• **YOUR INSTRUCTIONS**
Please copy exactly the lines that begin with the one containing "Output a JSON" and end with the last line of the entries.
---- EXTRACTED INFORMATION
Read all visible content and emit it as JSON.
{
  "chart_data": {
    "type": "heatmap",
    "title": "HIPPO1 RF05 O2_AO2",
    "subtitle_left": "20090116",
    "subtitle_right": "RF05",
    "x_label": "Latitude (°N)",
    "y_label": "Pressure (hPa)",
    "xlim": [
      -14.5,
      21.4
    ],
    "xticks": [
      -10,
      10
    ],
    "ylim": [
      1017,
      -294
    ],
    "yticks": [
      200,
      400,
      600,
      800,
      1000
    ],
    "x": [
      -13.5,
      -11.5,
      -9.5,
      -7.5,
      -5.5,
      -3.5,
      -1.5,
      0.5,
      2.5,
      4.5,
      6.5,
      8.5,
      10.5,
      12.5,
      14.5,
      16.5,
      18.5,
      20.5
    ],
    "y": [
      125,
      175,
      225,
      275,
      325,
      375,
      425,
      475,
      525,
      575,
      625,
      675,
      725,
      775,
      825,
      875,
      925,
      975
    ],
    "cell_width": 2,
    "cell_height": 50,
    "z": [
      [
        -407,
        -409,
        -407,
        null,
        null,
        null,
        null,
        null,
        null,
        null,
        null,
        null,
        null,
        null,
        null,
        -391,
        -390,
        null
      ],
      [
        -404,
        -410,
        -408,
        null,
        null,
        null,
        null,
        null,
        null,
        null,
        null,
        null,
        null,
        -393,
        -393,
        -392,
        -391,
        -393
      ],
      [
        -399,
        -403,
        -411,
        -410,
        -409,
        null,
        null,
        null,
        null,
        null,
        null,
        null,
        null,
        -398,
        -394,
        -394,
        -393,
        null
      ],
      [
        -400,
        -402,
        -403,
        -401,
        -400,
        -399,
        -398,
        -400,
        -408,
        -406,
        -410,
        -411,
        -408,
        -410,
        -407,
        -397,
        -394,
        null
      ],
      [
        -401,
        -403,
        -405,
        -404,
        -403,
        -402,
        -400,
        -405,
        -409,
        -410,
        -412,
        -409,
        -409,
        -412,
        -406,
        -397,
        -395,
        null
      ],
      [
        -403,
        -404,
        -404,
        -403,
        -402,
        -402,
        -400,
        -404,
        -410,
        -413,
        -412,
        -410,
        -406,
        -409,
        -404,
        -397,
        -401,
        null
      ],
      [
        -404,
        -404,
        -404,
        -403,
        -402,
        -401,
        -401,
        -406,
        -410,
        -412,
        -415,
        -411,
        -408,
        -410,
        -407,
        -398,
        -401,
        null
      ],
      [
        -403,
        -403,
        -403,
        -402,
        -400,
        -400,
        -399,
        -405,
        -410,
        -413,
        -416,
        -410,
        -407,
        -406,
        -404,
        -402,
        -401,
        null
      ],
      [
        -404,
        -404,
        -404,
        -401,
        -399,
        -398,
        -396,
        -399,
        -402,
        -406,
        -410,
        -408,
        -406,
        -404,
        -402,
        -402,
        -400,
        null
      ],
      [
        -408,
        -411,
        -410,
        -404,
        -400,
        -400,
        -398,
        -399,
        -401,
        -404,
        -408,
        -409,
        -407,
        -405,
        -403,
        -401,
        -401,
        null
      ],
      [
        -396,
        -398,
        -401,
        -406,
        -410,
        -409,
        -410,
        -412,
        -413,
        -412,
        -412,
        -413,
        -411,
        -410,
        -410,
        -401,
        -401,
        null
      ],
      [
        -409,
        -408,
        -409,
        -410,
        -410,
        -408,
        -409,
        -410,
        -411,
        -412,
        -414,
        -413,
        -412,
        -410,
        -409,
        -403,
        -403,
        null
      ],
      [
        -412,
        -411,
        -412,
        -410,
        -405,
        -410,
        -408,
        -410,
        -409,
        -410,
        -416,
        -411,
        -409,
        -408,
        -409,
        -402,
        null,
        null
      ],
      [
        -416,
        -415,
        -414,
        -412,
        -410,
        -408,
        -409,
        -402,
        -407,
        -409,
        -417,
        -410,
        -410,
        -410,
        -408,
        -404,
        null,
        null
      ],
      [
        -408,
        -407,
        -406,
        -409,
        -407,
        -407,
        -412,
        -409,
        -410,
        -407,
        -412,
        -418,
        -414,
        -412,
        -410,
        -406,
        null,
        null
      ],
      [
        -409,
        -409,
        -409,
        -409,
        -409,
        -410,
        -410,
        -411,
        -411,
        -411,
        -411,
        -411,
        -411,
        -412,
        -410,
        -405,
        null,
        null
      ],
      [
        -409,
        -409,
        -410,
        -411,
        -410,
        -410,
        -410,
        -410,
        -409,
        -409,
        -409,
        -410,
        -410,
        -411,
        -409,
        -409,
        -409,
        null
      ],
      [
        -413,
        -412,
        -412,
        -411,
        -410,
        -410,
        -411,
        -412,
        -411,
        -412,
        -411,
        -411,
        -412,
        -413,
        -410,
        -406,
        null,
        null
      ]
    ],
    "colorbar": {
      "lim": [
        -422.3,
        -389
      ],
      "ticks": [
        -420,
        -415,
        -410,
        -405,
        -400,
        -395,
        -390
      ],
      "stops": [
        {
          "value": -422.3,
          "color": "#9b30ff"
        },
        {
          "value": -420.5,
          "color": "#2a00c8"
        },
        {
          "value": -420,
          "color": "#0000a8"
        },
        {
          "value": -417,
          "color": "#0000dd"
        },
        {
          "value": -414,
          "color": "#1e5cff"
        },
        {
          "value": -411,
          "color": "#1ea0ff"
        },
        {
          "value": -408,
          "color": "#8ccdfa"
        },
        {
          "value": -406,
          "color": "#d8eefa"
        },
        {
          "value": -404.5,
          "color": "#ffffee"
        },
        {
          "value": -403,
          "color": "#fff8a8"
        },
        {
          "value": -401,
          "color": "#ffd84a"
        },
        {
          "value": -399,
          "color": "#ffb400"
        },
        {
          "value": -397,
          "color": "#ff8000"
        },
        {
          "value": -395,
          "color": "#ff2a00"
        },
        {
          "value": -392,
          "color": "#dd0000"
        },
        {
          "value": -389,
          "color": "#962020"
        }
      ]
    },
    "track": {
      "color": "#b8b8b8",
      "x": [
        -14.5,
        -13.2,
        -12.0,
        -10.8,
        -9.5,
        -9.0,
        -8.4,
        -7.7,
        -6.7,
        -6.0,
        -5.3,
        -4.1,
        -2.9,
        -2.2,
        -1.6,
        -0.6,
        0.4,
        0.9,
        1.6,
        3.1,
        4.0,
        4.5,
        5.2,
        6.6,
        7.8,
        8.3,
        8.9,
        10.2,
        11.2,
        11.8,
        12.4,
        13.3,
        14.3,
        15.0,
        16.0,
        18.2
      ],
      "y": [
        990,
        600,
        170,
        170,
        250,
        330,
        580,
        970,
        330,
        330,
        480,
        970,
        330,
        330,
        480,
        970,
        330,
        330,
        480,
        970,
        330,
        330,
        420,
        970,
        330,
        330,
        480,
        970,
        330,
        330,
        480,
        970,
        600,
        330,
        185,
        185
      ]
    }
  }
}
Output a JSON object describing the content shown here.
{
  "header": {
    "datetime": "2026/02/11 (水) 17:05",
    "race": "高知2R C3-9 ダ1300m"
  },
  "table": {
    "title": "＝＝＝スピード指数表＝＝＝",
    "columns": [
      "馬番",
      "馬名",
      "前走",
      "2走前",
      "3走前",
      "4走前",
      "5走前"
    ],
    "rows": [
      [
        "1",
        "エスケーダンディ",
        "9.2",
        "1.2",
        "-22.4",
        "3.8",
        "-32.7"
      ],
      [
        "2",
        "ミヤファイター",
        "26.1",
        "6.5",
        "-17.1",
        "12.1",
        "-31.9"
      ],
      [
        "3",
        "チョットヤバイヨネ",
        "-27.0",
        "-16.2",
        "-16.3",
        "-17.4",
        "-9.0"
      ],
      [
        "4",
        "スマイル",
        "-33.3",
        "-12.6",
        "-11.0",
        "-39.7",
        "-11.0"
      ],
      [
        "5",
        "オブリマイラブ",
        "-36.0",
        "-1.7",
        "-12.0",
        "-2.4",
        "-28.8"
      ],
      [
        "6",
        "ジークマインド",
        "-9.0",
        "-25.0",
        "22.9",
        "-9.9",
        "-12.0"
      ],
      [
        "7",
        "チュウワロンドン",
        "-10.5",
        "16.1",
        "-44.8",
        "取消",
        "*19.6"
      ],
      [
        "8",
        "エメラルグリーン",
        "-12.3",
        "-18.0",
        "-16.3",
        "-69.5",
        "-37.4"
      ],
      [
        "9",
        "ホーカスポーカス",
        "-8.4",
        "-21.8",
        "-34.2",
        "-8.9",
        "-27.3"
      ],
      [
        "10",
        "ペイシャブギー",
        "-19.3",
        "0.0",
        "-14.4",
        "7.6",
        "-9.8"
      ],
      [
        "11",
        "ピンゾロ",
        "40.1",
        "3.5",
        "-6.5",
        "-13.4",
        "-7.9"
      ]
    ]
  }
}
--------
• **THE SOLUTION**
Output a JSON object describing the content shown here.
{
  "header": {
    "datetime": "2026/02/11 (水) 17:05",
    "race": "高知2R C3-9 ダ1300m"
  },
  "table": {
    "title": "＝＝＝スピード指数表＝＝＝",
    "columns": [
      "馬番",
      "馬名",
      "前走",
      "2走前",
      "3走前",
      "4走前",
      "5走前"
    ],
    "rows": [
      [
        "1",
        "エスケーダンディ",
        "9.2",
        "1.2",
        "-22.4",
        "3.8",
        "-32.7"
      ],
      [
        "2",
        "ミヤファイター",
        "26.1",
        "6.5",
        "-17.1",
        "12.1",
        "-31.9"
      ],
      [
        "3",
        "チョットヤバイヨネ",
        "-27.0",
        "-16.2",
        "-16.3",
        "-17.4",
        "-9.0"
      ],
      [
        "4",
        "スマイル",
        "-33.3",
        "-12.6",
        "-11.0",
        "-39.7",
        "-11.0"
      ],
      [
        "5",
        "オブリマイラブ",
        "-36.0",
        "-1.7",
        "-12.0",
        "-2.4",
        "-28.8"
      ],
      [
        "6",
        "ジークマインド",
        "-9.0",
        "-25.0",
        "22.9",
        "-9.9",
        "-12.0"
      ],
      [
        "7",
        "チュウワロンドン",
        "-10.5",
        "16.1",
        "-44.8",
        "取消",
        "*19.6"
      ],
      [
        "8",
        "エメラルグリーン",
        "-12.3",
        "-18.0",
        "-16.3",
        "-69.5",
        "-37.4"
      ],
      [
        "9",
        "ホーカスポーカス",
        "-8.4",
        "-21.8",
        "-34.2",
        "-8.9",
        "-27.3"
      ],
      [
        "10",
        "ペイシャブギー",
        "-19.3",
        "0.0",
        "-14.4",
        "7.6",
        "-9.8"
      ],
      [
        "11",
        "ピンゾロ",
        "40.1",
        "3.5",
        "-6.5",
        "-13.4",
        "-7.9"
      ]
    ]
  }
}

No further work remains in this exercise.